**** EXERCISE MATERIALS

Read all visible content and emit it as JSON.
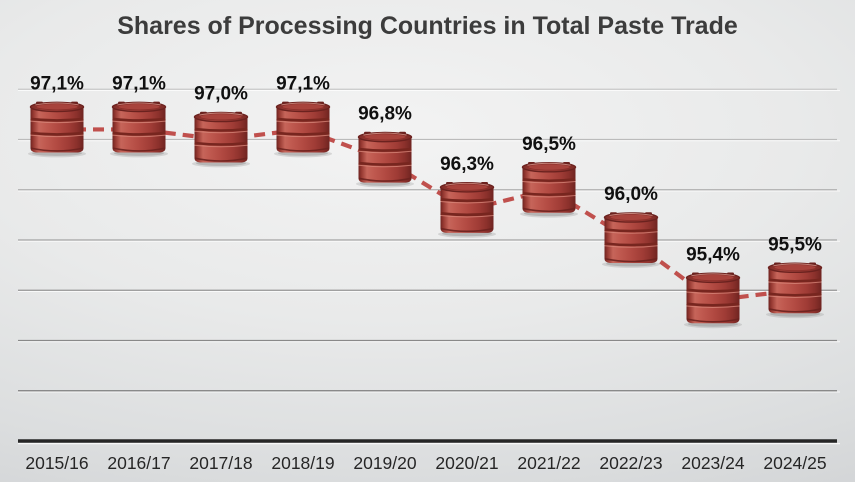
{
  "chart_data": {
    "type": "line",
    "title": "Shares of Processing Countries in Total Paste Trade",
    "categories": [
      "2015/16",
      "2016/17",
      "2017/18",
      "2018/19",
      "2019/20",
      "2020/21",
      "2021/22",
      "2022/23",
      "2023/24",
      "2024/25"
    ],
    "values": [
      97.1,
      97.1,
      97.0,
      97.1,
      96.8,
      96.3,
      96.5,
      96.0,
      95.4,
      95.5
    ],
    "value_labels": [
      "97,1%",
      "97,1%",
      "97,0%",
      "97,1%",
      "96,8%",
      "96,3%",
      "96,5%",
      "96,0%",
      "95,4%",
      "95,5%"
    ],
    "xlabel": "",
    "ylabel": "",
    "ylim": [
      94.0,
      97.8
    ],
    "gridline_step": 0.5,
    "grid": true,
    "legend_position": "none",
    "marker": "oil-barrel",
    "line_style": "dashed",
    "colors": {
      "trend_line": "#c0504d",
      "barrel_body": "#b24a42",
      "barrel_dark": "#6f2421",
      "title_text": "#3c3c3c",
      "value_label_text": "#101010",
      "axis_label_text": "#262626",
      "axis_line": "#262626"
    }
  }
}
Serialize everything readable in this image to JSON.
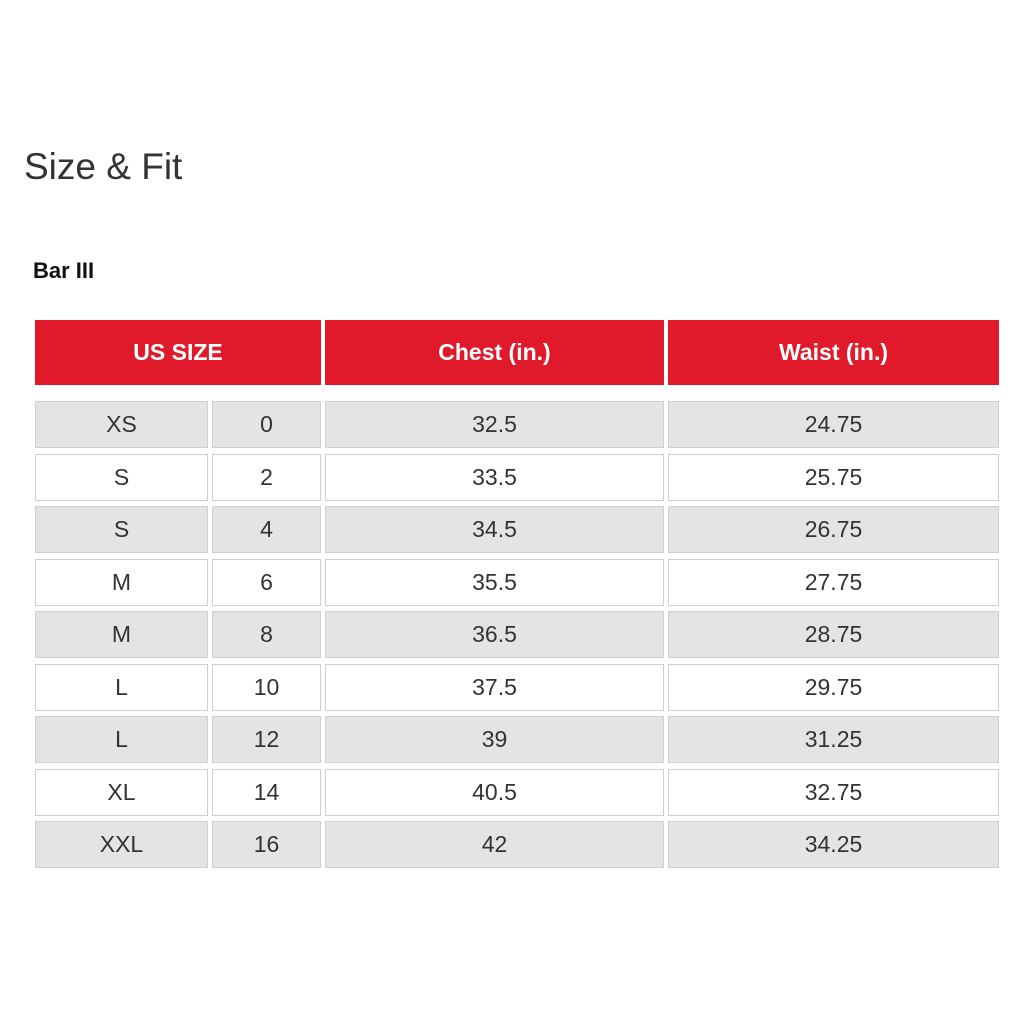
{
  "title": "Size & Fit",
  "brand": "Bar III",
  "colors": {
    "header_bg": "#e01a2b",
    "alt_row_bg": "#e4e4e4"
  },
  "table": {
    "headers": [
      "US SIZE",
      "Chest (in.)",
      "Waist (in.)"
    ],
    "rows": [
      [
        "XS",
        "0",
        "32.5",
        "24.75"
      ],
      [
        "S",
        "2",
        "33.5",
        "25.75"
      ],
      [
        "S",
        "4",
        "34.5",
        "26.75"
      ],
      [
        "M",
        "6",
        "35.5",
        "27.75"
      ],
      [
        "M",
        "8",
        "36.5",
        "28.75"
      ],
      [
        "L",
        "10",
        "37.5",
        "29.75"
      ],
      [
        "L",
        "12",
        "39",
        "31.25"
      ],
      [
        "XL",
        "14",
        "40.5",
        "32.75"
      ],
      [
        "XXL",
        "16",
        "42",
        "34.25"
      ]
    ]
  }
}
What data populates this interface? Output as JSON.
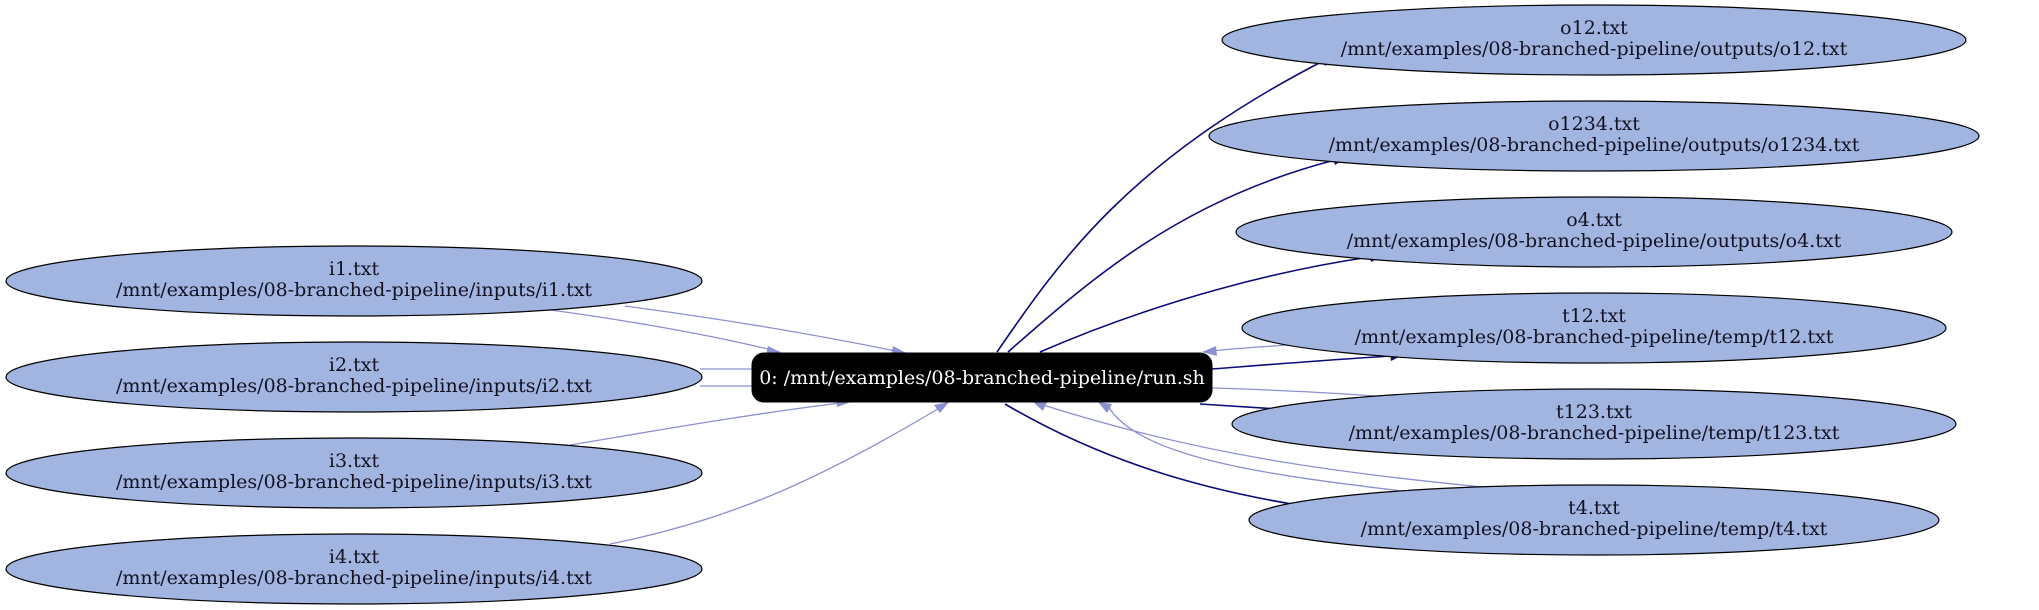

********

__WHAT NEEDS TO BE DONE__
Do not include the images; transcribe the rest of the listing exactly.

__EXERCISE SOLUTION__
Read all visible content and emit it as JSON.
{
  "chart_data": {
    "type": "line",
    "title": "Shares of Processing Countries in Total Paste Trade",
    "categories": [
      "2015/16",
      "2016/17",
      "2017/18",
      "2018/19",
      "2019/20",
      "2020/21",
      "2021/22",
      "2022/23",
      "2023/24",
      "2024/25"
    ],
    "values": [
      97.1,
      97.1,
      97.0,
      97.1,
      96.8,
      96.3,
      96.5,
      96.0,
      95.4,
      95.5
    ],
    "value_labels": [
      "97,1%",
      "97,1%",
      "97,0%",
      "97,1%",
      "96,8%",
      "96,3%",
      "96,5%",
      "96,0%",
      "95,4%",
      "95,5%"
    ],
    "xlabel": "",
    "ylabel": "",
    "ylim": [
      94.0,
      97.8
    ],
    "gridline_step": 0.5,
    "grid": true,
    "legend_position": "none",
    "marker": "oil-barrel",
    "line_style": "dashed",
    "colors": {
      "trend_line": "#c0504d",
      "barrel_body": "#b24a42",
      "barrel_dark": "#6f2421",
      "title_text": "#3c3c3c",
      "value_label_text": "#101010",
      "axis_label_text": "#262626",
      "axis_line": "#262626"
    }
  }
}
Serialize everything readable in this image to JSON.
{
  "title": "Size & Fit",
  "brand": "Bar III",
  "colors": {
    "header_bg": "#e01a2b",
    "alt_row_bg": "#e4e4e4"
  },
  "table": {
    "headers": [
      "US SIZE",
      "Chest (in.)",
      "Waist (in.)"
    ],
    "rows": [
      [
        "XS",
        "0",
        "32.5",
        "24.75"
      ],
      [
        "S",
        "2",
        "33.5",
        "25.75"
      ],
      [
        "S",
        "4",
        "34.5",
        "26.75"
      ],
      [
        "M",
        "6",
        "35.5",
        "27.75"
      ],
      [
        "M",
        "8",
        "36.5",
        "28.75"
      ],
      [
        "L",
        "10",
        "37.5",
        "29.75"
      ],
      [
        "L",
        "12",
        "39",
        "31.25"
      ],
      [
        "XL",
        "14",
        "40.5",
        "32.75"
      ],
      [
        "XXL",
        "16",
        "42",
        "34.25"
      ]
    ]
  }
}
What data populates this interface? Output as JSON.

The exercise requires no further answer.